§ Objective: Using the data below, gather each line that includes the word "Northern".

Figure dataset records

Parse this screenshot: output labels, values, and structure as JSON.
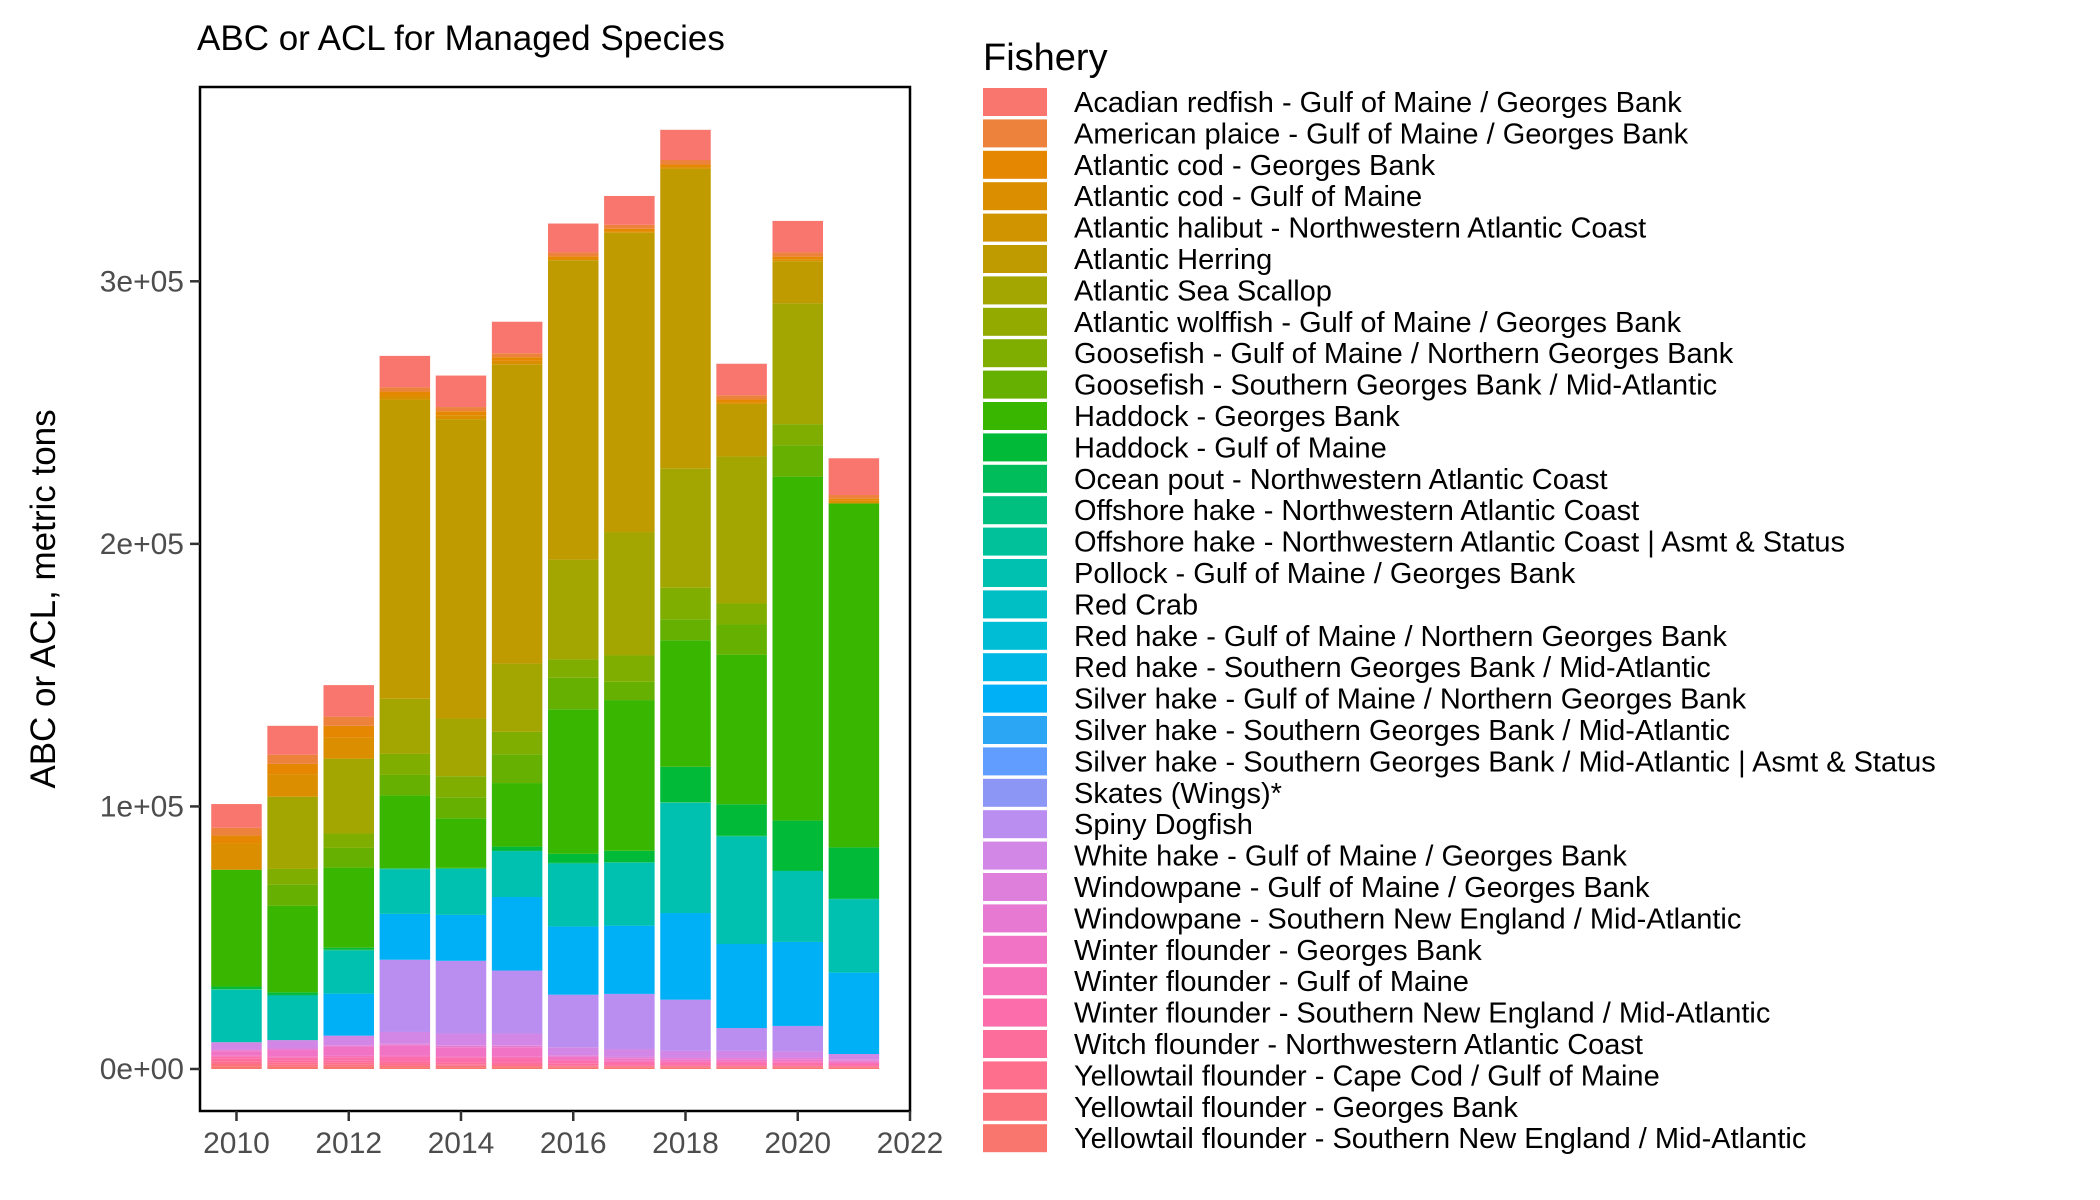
{
  "chart_data": {
    "type": "bar",
    "stacked": true,
    "title": "ABC or ACL for Managed Species",
    "xlabel": "",
    "ylabel": "ABC or ACL, metric tons",
    "x": [
      2010,
      2011,
      2012,
      2013,
      2014,
      2015,
      2016,
      2017,
      2018,
      2019,
      2020,
      2021
    ],
    "xlim": [
      2009.35,
      2022
    ],
    "ylim": [
      -16000,
      374000
    ],
    "x_ticks": [
      2010,
      2012,
      2014,
      2016,
      2018,
      2020,
      2022
    ],
    "x_tick_labels": [
      "2010",
      "2012",
      "2014",
      "2016",
      "2018",
      "2020",
      "2022"
    ],
    "y_ticks": [
      0,
      100000,
      200000,
      300000
    ],
    "y_tick_labels": [
      "0e+00",
      "1e+05",
      "2e+05",
      "3e+05"
    ],
    "grid": false,
    "legend": {
      "title": "Fishery",
      "position": "right"
    },
    "series": [
      {
        "name": "Yellowtail flounder - Southern New England / Mid-Atlantic",
        "color": "#F8766D",
        "values": [
          1000,
          800,
          900,
          700,
          700,
          600,
          500,
          500,
          500,
          500,
          500,
          400
        ]
      },
      {
        "name": "Yellowtail flounder - Georges Bank",
        "color": "#FB727D",
        "values": [
          900,
          800,
          700,
          600,
          500,
          500,
          400,
          300,
          300,
          300,
          300,
          200
        ]
      },
      {
        "name": "Yellowtail flounder - Cape Cod / Gulf of Maine",
        "color": "#FD6F8D",
        "values": [
          900,
          800,
          800,
          800,
          600,
          600,
          500,
          400,
          400,
          400,
          400,
          300
        ]
      },
      {
        "name": "Witch flounder - Northwestern Atlantic Coast",
        "color": "#FD6D9C",
        "values": [
          1100,
          900,
          900,
          900,
          800,
          800,
          600,
          500,
          500,
          500,
          500,
          400
        ]
      },
      {
        "name": "Winter flounder - Southern New England / Mid-Atlantic",
        "color": "#FB6DAB",
        "values": [
          800,
          1000,
          1200,
          1600,
          1700,
          1700,
          1200,
          1000,
          800,
          800,
          700,
          600
        ]
      },
      {
        "name": "Winter flounder - Gulf of Maine",
        "color": "#F66FB9",
        "values": [
          300,
          400,
          500,
          500,
          500,
          500,
          400,
          400,
          400,
          400,
          400,
          400
        ]
      },
      {
        "name": "Winter flounder - Georges Bank",
        "color": "#F073C6",
        "values": [
          1800,
          2500,
          3400,
          3800,
          3500,
          3600,
          1000,
          800,
          600,
          600,
          700,
          600
        ]
      },
      {
        "name": "Windowpane - Southern New England / Mid-Atlantic",
        "color": "#E879D2",
        "values": [
          400,
          400,
          500,
          500,
          500,
          500,
          500,
          500,
          500,
          500,
          500,
          400
        ]
      },
      {
        "name": "Windowpane - Gulf of Maine / Georges Bank",
        "color": "#DE7FDC",
        "values": [
          200,
          200,
          200,
          200,
          200,
          200,
          200,
          200,
          200,
          200,
          200,
          200
        ]
      },
      {
        "name": "White hake - Gulf of Maine / Georges Bank",
        "color": "#D286E5",
        "values": [
          2800,
          3200,
          3600,
          4500,
          4500,
          4500,
          3000,
          3000,
          2700,
          2700,
          2500,
          2200
        ]
      },
      {
        "name": "Spiny Dogfish",
        "color": "#B98EF0",
        "values": [
          0,
          0,
          0,
          27500,
          27700,
          24000,
          20000,
          21000,
          19500,
          8700,
          9700,
          0
        ]
      },
      {
        "name": "Skates (Wings)*",
        "color": "#8C96F5",
        "values": [
          0,
          0,
          0,
          0,
          0,
          0,
          0,
          0,
          0,
          0,
          0,
          0
        ]
      },
      {
        "name": "Silver hake - Southern Georges Bank / Mid-Atlantic | Asmt & Status",
        "color": "#619CFF",
        "values": [
          0,
          0,
          0,
          0,
          0,
          0,
          0,
          0,
          0,
          0,
          0,
          0
        ]
      },
      {
        "name": "Silver hake - Southern Georges Bank / Mid-Atlantic",
        "color": "#2AA6F4",
        "values": [
          0,
          0,
          0,
          0,
          0,
          0,
          0,
          0,
          0,
          0,
          0,
          0
        ]
      },
      {
        "name": "Silver hake - Gulf of Maine / Northern Georges Bank",
        "color": "#00B0F6",
        "values": [
          0,
          0,
          16000,
          17500,
          17500,
          28000,
          26000,
          26000,
          33000,
          32000,
          32000,
          31000
        ]
      },
      {
        "name": "Red hake - Southern Georges Bank / Mid-Atlantic",
        "color": "#00B8E5",
        "values": [
          0,
          0,
          0,
          0,
          0,
          0,
          0,
          0,
          0,
          0,
          0,
          0
        ]
      },
      {
        "name": "Red hake - Gulf of Maine / Northern Georges Bank",
        "color": "#00BDD6",
        "values": [
          0,
          0,
          0,
          0,
          0,
          0,
          0,
          0,
          0,
          0,
          0,
          0
        ]
      },
      {
        "name": "Red Crab",
        "color": "#00BFC4",
        "values": [
          0,
          0,
          0,
          0,
          0,
          0,
          0,
          0,
          0,
          0,
          0,
          0
        ]
      },
      {
        "name": "Pollock - Gulf of Maine / Georges Bank",
        "color": "#00C0AF",
        "values": [
          20000,
          17000,
          16500,
          17000,
          17500,
          17500,
          24000,
          24000,
          42000,
          41000,
          27000,
          28000
        ]
      },
      {
        "name": "Offshore hake - Northwestern Atlantic Coast | Asmt & Status",
        "color": "#00C19A",
        "values": [
          0,
          0,
          0,
          0,
          0,
          0,
          0,
          0,
          0,
          0,
          0,
          0
        ]
      },
      {
        "name": "Offshore hake - Northwestern Atlantic Coast",
        "color": "#00C080",
        "values": [
          0,
          0,
          0,
          0,
          0,
          0,
          0,
          0,
          0,
          0,
          0,
          0
        ]
      },
      {
        "name": "Ocean pout - Northwestern Atlantic Coast",
        "color": "#00BD5C",
        "values": [
          200,
          200,
          200,
          200,
          200,
          200,
          200,
          200,
          200,
          200,
          200,
          200
        ]
      },
      {
        "name": "Haddock - Gulf of Maine",
        "color": "#00BA38",
        "values": [
          1000,
          1000,
          800,
          200,
          200,
          1500,
          3500,
          4300,
          13500,
          12000,
          19000,
          19500
        ]
      },
      {
        "name": "Haddock - Georges Bank",
        "color": "#39B600",
        "values": [
          44500,
          33000,
          30500,
          27700,
          18900,
          24200,
          55000,
          57400,
          48200,
          57000,
          131000,
          131000
        ]
      },
      {
        "name": "Goosefish - Southern Georges Bank / Mid-Atlantic",
        "color": "#65B000",
        "values": [
          0,
          8000,
          7500,
          7800,
          8000,
          11000,
          12000,
          7000,
          8000,
          11500,
          12000,
          0
        ]
      },
      {
        "name": "Goosefish - Gulf of Maine / Northern Georges Bank",
        "color": "#7FAE00",
        "values": [
          0,
          6000,
          5500,
          8000,
          8000,
          8500,
          7000,
          10000,
          12000,
          8000,
          8000,
          0
        ]
      },
      {
        "name": "Atlantic wolffish - Gulf of Maine / Georges Bank",
        "color": "#93AA00",
        "values": [
          0,
          0,
          0,
          0,
          0,
          0,
          0,
          0,
          0,
          0,
          0,
          0
        ]
      },
      {
        "name": "Atlantic Sea Scallop",
        "color": "#A3A500",
        "values": [
          0,
          27500,
          28500,
          21000,
          22000,
          26000,
          38000,
          47000,
          45500,
          56000,
          46000,
          0
        ]
      },
      {
        "name": "Atlantic Herring",
        "color": "#C09B00",
        "values": [
          0,
          0,
          0,
          114000,
          114000,
          114000,
          114000,
          114000,
          114000,
          20000,
          16000,
          0
        ]
      },
      {
        "name": "Atlantic halibut - Northwestern Atlantic Coast",
        "color": "#CF9400",
        "values": [
          0,
          0,
          0,
          0,
          0,
          0,
          0,
          0,
          0,
          0,
          0,
          0
        ]
      },
      {
        "name": "Atlantic cod - Gulf of Maine",
        "color": "#DB8E00",
        "values": [
          10000,
          8500,
          8000,
          1500,
          1500,
          1300,
          500,
          500,
          700,
          700,
          800,
          1000
        ]
      },
      {
        "name": "Atlantic cod - Georges Bank",
        "color": "#E58700",
        "values": [
          3000,
          4000,
          4500,
          1500,
          1500,
          1400,
          1000,
          1000,
          1000,
          1000,
          1000,
          800
        ]
      },
      {
        "name": "American plaice - Gulf of Maine / Georges Bank",
        "color": "#EC823C",
        "values": [
          3000,
          3500,
          3500,
          1600,
          1600,
          1500,
          1500,
          1500,
          1700,
          1600,
          1600,
          1400
        ]
      },
      {
        "name": "Acadian redfish - Gulf of Maine / Georges Bank",
        "color": "#F8766D",
        "values": [
          9000,
          11000,
          12000,
          12000,
          12000,
          12000,
          11000,
          11000,
          11500,
          12000,
          12000,
          14000
        ]
      }
    ]
  }
}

§ Written solution:
        "name": "Silver hake - Gulf of Maine / Northern Georges Bank",
        "name": "Red hake - Gulf of Maine / Northern Georges Bank",
        "name": "Goosefish - Gulf of Maine / Northern Georges Bank",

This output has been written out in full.